> **Short task**: Locate all lines with the word "Speedup". Copy them.

> **Information given**:
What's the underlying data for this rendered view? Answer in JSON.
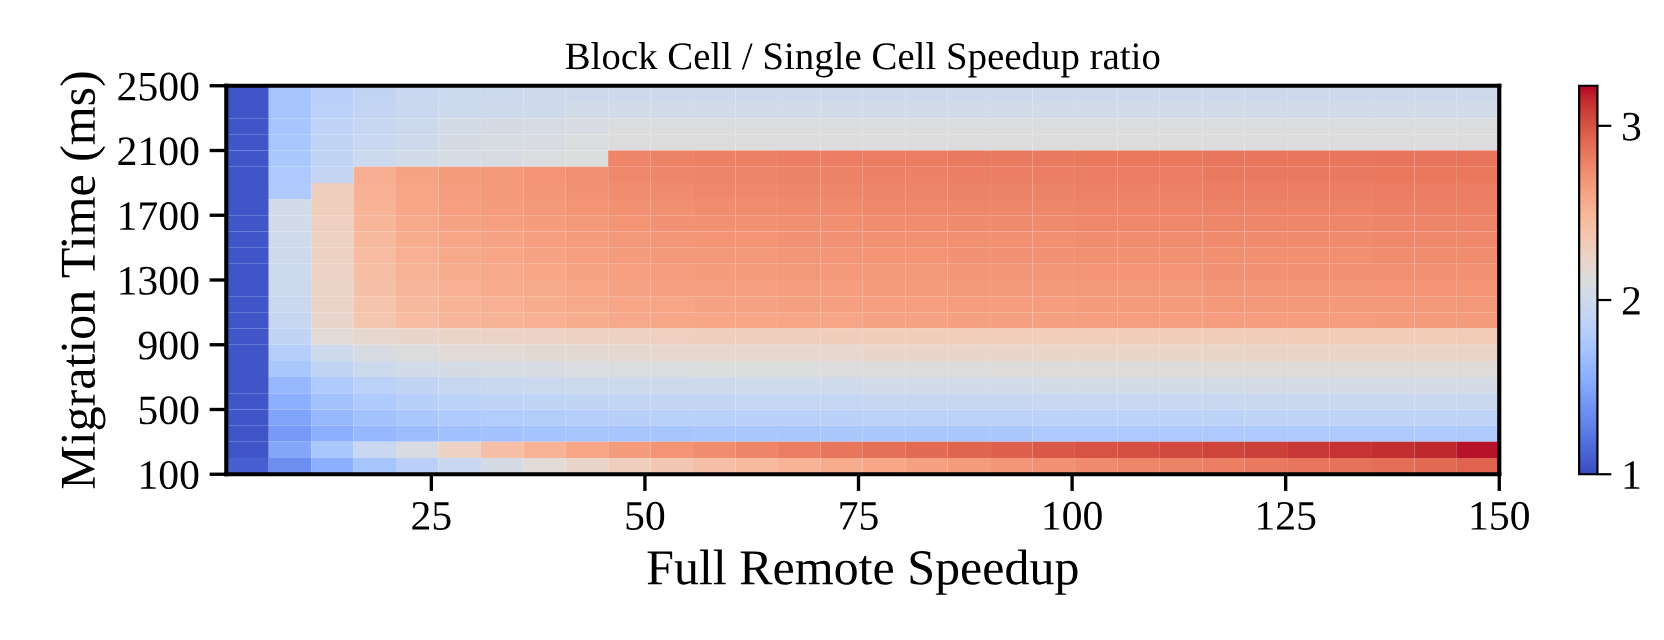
{
  "chart_data": {
    "type": "heatmap",
    "title": "Block Cell / Single Cell Speedup ratio",
    "xlabel": "Full Remote Speedup",
    "ylabel": "Migration Time (ms)",
    "xlim": [
      1,
      150
    ],
    "xticks": [
      25,
      50,
      75,
      100,
      125,
      150
    ],
    "ylim": [
      100,
      2500
    ],
    "yticks": [
      100,
      500,
      900,
      1300,
      1700,
      2100,
      2500
    ],
    "clim": [
      1,
      3.23
    ],
    "cticks": [
      1,
      2,
      3
    ],
    "cells": [
      [
        1.05,
        1.72,
        1.85,
        1.9,
        1.95,
        1.97,
        1.98,
        2.0,
        2.0,
        2.0,
        2.0,
        2.0,
        2.0,
        2.0,
        2.0,
        2.0,
        2.0,
        2.0,
        2.0,
        2.0,
        2.0,
        2.0,
        2.0,
        2.0,
        2.0,
        2.0,
        2.0,
        2.0,
        2.0,
        2.0
      ],
      [
        1.05,
        1.72,
        1.86,
        1.92,
        1.96,
        1.98,
        2.0,
        2.0,
        2.02,
        2.02,
        2.02,
        2.02,
        2.02,
        2.02,
        2.02,
        2.02,
        2.02,
        2.02,
        2.02,
        2.02,
        2.02,
        2.02,
        2.02,
        2.02,
        2.02,
        2.02,
        2.02,
        2.02,
        2.02,
        2.02
      ],
      [
        1.05,
        1.73,
        1.88,
        1.94,
        1.98,
        2.03,
        2.05,
        2.06,
        2.08,
        2.1,
        2.1,
        2.1,
        2.1,
        2.1,
        2.1,
        2.1,
        2.1,
        2.1,
        2.1,
        2.1,
        2.1,
        2.1,
        2.1,
        2.1,
        2.1,
        2.1,
        2.1,
        2.1,
        2.1,
        2.1
      ],
      [
        1.05,
        1.74,
        1.9,
        1.95,
        2.0,
        2.05,
        2.07,
        2.08,
        2.1,
        2.12,
        2.12,
        2.12,
        2.12,
        2.12,
        2.12,
        2.12,
        2.12,
        2.12,
        2.12,
        2.12,
        2.12,
        2.12,
        2.12,
        2.12,
        2.12,
        2.12,
        2.12,
        2.12,
        2.12,
        2.12
      ],
      [
        1.05,
        1.75,
        1.9,
        1.97,
        2.02,
        2.06,
        2.08,
        2.1,
        2.11,
        2.78,
        2.79,
        2.8,
        2.8,
        2.81,
        2.81,
        2.82,
        2.82,
        2.83,
        2.83,
        2.83,
        2.84,
        2.84,
        2.84,
        2.85,
        2.85,
        2.85,
        2.85,
        2.86,
        2.86,
        2.86
      ],
      [
        1.05,
        1.76,
        1.92,
        2.55,
        2.62,
        2.66,
        2.68,
        2.7,
        2.72,
        2.76,
        2.77,
        2.78,
        2.78,
        2.79,
        2.79,
        2.8,
        2.8,
        2.81,
        2.81,
        2.81,
        2.82,
        2.82,
        2.82,
        2.83,
        2.83,
        2.83,
        2.83,
        2.84,
        2.84,
        2.84
      ],
      [
        1.05,
        1.78,
        2.3,
        2.54,
        2.61,
        2.65,
        2.67,
        2.69,
        2.71,
        2.74,
        2.75,
        2.76,
        2.76,
        2.77,
        2.77,
        2.78,
        2.78,
        2.79,
        2.79,
        2.79,
        2.8,
        2.8,
        2.8,
        2.81,
        2.81,
        2.81,
        2.81,
        2.82,
        2.82,
        2.82
      ],
      [
        1.05,
        2.02,
        2.3,
        2.52,
        2.6,
        2.64,
        2.66,
        2.68,
        2.7,
        2.72,
        2.73,
        2.74,
        2.74,
        2.75,
        2.75,
        2.76,
        2.76,
        2.77,
        2.77,
        2.77,
        2.78,
        2.78,
        2.78,
        2.79,
        2.79,
        2.79,
        2.79,
        2.8,
        2.8,
        2.8
      ],
      [
        1.05,
        2.02,
        2.29,
        2.5,
        2.58,
        2.62,
        2.64,
        2.66,
        2.68,
        2.7,
        2.71,
        2.72,
        2.72,
        2.73,
        2.73,
        2.74,
        2.74,
        2.75,
        2.75,
        2.75,
        2.76,
        2.76,
        2.76,
        2.77,
        2.77,
        2.77,
        2.77,
        2.78,
        2.78,
        2.78
      ],
      [
        1.05,
        2.01,
        2.28,
        2.48,
        2.56,
        2.6,
        2.62,
        2.64,
        2.66,
        2.68,
        2.69,
        2.7,
        2.7,
        2.71,
        2.71,
        2.72,
        2.72,
        2.73,
        2.73,
        2.73,
        2.74,
        2.74,
        2.74,
        2.75,
        2.75,
        2.75,
        2.75,
        2.76,
        2.76,
        2.76
      ],
      [
        1.05,
        2.0,
        2.27,
        2.46,
        2.54,
        2.58,
        2.6,
        2.62,
        2.64,
        2.66,
        2.67,
        2.68,
        2.68,
        2.69,
        2.69,
        2.7,
        2.7,
        2.71,
        2.71,
        2.71,
        2.72,
        2.72,
        2.72,
        2.73,
        2.73,
        2.73,
        2.73,
        2.74,
        2.74,
        2.74
      ],
      [
        1.05,
        1.99,
        2.26,
        2.44,
        2.52,
        2.56,
        2.58,
        2.6,
        2.62,
        2.64,
        2.65,
        2.66,
        2.66,
        2.67,
        2.67,
        2.68,
        2.68,
        2.69,
        2.69,
        2.69,
        2.7,
        2.7,
        2.7,
        2.71,
        2.71,
        2.71,
        2.71,
        2.72,
        2.72,
        2.72
      ],
      [
        1.05,
        1.98,
        2.25,
        2.42,
        2.5,
        2.54,
        2.56,
        2.58,
        2.6,
        2.62,
        2.63,
        2.64,
        2.64,
        2.65,
        2.65,
        2.66,
        2.66,
        2.67,
        2.67,
        2.67,
        2.68,
        2.68,
        2.68,
        2.69,
        2.69,
        2.69,
        2.69,
        2.7,
        2.7,
        2.7
      ],
      [
        1.05,
        1.96,
        2.24,
        2.4,
        2.48,
        2.52,
        2.54,
        2.56,
        2.58,
        2.6,
        2.61,
        2.62,
        2.62,
        2.63,
        2.63,
        2.64,
        2.64,
        2.65,
        2.65,
        2.65,
        2.66,
        2.66,
        2.66,
        2.67,
        2.67,
        2.67,
        2.67,
        2.68,
        2.68,
        2.68
      ],
      [
        1.05,
        1.94,
        2.22,
        2.38,
        2.46,
        2.5,
        2.52,
        2.54,
        2.56,
        2.58,
        2.59,
        2.6,
        2.6,
        2.61,
        2.61,
        2.62,
        2.62,
        2.63,
        2.63,
        2.63,
        2.64,
        2.64,
        2.64,
        2.65,
        2.65,
        2.65,
        2.65,
        2.66,
        2.66,
        2.66
      ],
      [
        1.05,
        1.9,
        2.15,
        2.2,
        2.22,
        2.24,
        2.25,
        2.26,
        2.27,
        2.28,
        2.29,
        2.3,
        2.3,
        2.3,
        2.31,
        2.31,
        2.31,
        2.32,
        2.32,
        2.32,
        2.32,
        2.33,
        2.33,
        2.33,
        2.33,
        2.34,
        2.34,
        2.34,
        2.34,
        2.34
      ],
      [
        1.05,
        1.82,
        2.0,
        2.08,
        2.12,
        2.15,
        2.16,
        2.17,
        2.18,
        2.19,
        2.2,
        2.2,
        2.21,
        2.21,
        2.21,
        2.22,
        2.22,
        2.22,
        2.22,
        2.23,
        2.23,
        2.23,
        2.23,
        2.23,
        2.24,
        2.24,
        2.24,
        2.24,
        2.24,
        2.24
      ],
      [
        1.05,
        1.75,
        1.9,
        1.98,
        2.02,
        2.05,
        2.07,
        2.08,
        2.09,
        2.1,
        2.1,
        2.11,
        2.11,
        2.11,
        2.12,
        2.12,
        2.12,
        2.12,
        2.13,
        2.13,
        2.13,
        2.13,
        2.13,
        2.14,
        2.14,
        2.14,
        2.14,
        2.14,
        2.14,
        2.14
      ],
      [
        1.05,
        1.62,
        1.78,
        1.86,
        1.9,
        1.94,
        1.96,
        1.97,
        1.98,
        1.99,
        2.0,
        2.0,
        2.01,
        2.01,
        2.01,
        2.02,
        2.02,
        2.02,
        2.02,
        2.03,
        2.03,
        2.03,
        2.03,
        2.03,
        2.04,
        2.04,
        2.04,
        2.04,
        2.04,
        2.04
      ],
      [
        1.05,
        1.55,
        1.7,
        1.78,
        1.83,
        1.86,
        1.88,
        1.89,
        1.9,
        1.91,
        1.92,
        1.92,
        1.93,
        1.93,
        1.93,
        1.94,
        1.94,
        1.94,
        1.94,
        1.95,
        1.95,
        1.95,
        1.95,
        1.95,
        1.96,
        1.96,
        1.96,
        1.96,
        1.96,
        1.96
      ],
      [
        1.05,
        1.48,
        1.62,
        1.7,
        1.75,
        1.78,
        1.8,
        1.81,
        1.82,
        1.83,
        1.84,
        1.84,
        1.85,
        1.85,
        1.85,
        1.86,
        1.86,
        1.86,
        1.86,
        1.87,
        1.87,
        1.87,
        1.87,
        1.87,
        1.88,
        1.88,
        1.88,
        1.88,
        1.88,
        1.88
      ],
      [
        1.05,
        1.42,
        1.55,
        1.62,
        1.66,
        1.68,
        1.7,
        1.71,
        1.72,
        1.73,
        1.73,
        1.74,
        1.74,
        1.74,
        1.75,
        1.75,
        1.75,
        1.75,
        1.75,
        1.76,
        1.76,
        1.76,
        1.76,
        1.76,
        1.76,
        1.77,
        1.77,
        1.77,
        1.77,
        1.77
      ],
      [
        1.05,
        1.5,
        1.75,
        1.95,
        2.08,
        2.28,
        2.42,
        2.52,
        2.6,
        2.66,
        2.7,
        2.74,
        2.78,
        2.82,
        2.85,
        2.88,
        2.9,
        2.93,
        2.95,
        2.98,
        3.0,
        3.02,
        3.04,
        3.06,
        3.08,
        3.1,
        3.12,
        3.14,
        3.16,
        3.2
      ],
      [
        1.1,
        1.35,
        1.55,
        1.72,
        1.85,
        1.95,
        2.05,
        2.15,
        2.22,
        2.3,
        2.36,
        2.42,
        2.47,
        2.52,
        2.56,
        2.6,
        2.63,
        2.66,
        2.69,
        2.72,
        2.75,
        2.77,
        2.79,
        2.81,
        2.83,
        2.85,
        2.87,
        2.89,
        2.91,
        2.94
      ]
    ]
  }
}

> **Solution below**:
    "title": "Block Cell / Single Cell Speedup ratio",
    "xlabel": "Full Remote Speedup",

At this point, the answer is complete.